━━ Data section ━━

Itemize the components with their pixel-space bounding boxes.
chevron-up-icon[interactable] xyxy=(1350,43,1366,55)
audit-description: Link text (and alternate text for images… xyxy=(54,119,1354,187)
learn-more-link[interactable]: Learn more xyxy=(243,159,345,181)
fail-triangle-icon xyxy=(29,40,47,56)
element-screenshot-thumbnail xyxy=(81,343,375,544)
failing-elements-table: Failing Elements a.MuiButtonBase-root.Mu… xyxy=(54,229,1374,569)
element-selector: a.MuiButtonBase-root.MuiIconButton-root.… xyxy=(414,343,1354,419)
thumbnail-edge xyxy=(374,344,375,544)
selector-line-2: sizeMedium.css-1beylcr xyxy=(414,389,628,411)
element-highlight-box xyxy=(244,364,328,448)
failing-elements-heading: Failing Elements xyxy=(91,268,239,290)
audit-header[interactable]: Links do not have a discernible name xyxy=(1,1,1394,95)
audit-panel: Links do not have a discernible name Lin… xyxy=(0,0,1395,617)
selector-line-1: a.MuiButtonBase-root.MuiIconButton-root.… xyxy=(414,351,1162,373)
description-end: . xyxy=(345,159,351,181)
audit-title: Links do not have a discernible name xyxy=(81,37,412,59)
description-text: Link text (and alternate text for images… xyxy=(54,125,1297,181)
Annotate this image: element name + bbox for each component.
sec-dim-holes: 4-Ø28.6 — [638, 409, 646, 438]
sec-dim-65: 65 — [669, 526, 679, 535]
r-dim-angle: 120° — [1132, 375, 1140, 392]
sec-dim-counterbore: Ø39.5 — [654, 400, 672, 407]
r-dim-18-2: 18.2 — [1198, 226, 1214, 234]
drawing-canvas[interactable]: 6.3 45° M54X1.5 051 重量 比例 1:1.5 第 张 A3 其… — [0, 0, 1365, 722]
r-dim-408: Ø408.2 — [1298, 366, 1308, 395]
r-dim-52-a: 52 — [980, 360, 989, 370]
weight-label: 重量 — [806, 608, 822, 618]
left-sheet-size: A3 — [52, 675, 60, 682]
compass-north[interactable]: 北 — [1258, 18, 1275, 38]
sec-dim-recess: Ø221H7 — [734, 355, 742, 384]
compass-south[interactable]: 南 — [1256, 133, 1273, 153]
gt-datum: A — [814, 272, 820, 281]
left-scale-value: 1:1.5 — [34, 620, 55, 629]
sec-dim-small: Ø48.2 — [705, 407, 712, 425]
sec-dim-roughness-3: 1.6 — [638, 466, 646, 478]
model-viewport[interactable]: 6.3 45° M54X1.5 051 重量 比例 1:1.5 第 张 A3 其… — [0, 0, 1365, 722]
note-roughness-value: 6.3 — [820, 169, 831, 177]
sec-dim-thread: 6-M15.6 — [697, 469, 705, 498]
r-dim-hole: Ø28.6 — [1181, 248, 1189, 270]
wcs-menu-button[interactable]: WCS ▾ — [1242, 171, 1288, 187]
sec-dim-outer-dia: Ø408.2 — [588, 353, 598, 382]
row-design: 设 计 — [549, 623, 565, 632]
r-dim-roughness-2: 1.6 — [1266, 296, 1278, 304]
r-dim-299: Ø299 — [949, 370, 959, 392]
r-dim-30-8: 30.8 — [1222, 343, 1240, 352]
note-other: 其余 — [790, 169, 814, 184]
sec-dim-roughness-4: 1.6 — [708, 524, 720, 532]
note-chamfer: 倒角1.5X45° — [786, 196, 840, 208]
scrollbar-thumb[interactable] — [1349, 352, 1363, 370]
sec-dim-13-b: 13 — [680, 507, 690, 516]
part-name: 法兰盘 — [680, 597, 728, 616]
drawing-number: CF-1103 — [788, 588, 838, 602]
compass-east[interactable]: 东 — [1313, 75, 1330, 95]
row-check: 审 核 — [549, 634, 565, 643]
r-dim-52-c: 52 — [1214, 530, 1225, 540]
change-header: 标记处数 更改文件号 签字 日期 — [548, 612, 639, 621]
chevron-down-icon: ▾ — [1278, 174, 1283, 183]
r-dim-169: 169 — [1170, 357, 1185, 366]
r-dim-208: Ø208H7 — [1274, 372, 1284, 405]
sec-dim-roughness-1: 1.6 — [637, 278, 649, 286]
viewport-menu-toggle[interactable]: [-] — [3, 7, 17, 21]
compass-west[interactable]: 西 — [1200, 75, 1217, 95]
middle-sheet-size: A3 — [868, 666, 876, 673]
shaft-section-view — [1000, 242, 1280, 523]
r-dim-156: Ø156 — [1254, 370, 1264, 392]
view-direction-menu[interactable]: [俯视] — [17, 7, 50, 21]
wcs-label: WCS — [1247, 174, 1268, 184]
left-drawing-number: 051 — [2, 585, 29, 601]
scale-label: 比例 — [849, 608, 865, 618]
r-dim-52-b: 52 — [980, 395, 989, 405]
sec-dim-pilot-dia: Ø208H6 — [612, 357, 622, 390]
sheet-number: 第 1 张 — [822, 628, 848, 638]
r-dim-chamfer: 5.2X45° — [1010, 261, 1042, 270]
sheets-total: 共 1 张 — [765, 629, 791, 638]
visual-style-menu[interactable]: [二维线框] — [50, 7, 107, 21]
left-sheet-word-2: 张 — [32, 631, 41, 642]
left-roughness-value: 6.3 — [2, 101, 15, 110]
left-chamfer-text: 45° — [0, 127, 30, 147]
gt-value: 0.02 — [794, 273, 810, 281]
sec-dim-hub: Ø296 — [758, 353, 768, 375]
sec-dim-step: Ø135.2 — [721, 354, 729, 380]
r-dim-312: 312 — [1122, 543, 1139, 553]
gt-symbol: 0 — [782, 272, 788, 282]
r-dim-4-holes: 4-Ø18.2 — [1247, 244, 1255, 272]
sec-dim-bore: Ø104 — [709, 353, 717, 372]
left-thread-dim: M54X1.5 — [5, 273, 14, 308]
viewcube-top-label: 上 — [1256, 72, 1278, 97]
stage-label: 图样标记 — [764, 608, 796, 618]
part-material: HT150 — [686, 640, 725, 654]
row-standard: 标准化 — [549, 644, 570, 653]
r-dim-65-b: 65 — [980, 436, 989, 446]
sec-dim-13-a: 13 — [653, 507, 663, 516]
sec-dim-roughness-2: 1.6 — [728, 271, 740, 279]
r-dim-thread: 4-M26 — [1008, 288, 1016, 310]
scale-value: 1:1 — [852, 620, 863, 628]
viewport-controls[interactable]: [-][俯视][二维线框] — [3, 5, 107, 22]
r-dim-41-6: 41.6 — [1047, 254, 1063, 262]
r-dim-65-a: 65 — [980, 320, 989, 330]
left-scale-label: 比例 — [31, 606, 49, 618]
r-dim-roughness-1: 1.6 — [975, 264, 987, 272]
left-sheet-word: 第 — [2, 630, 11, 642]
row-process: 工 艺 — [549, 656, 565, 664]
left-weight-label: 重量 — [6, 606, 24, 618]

━━━

* **Task instructions**
Pull out every line from the items above that contains the string "part", copying each one in full. Treat case as significant.

* **Task answer**
part-name: 法兰盘 — [680, 597, 728, 616]
part-material: HT150 — [686, 640, 725, 654]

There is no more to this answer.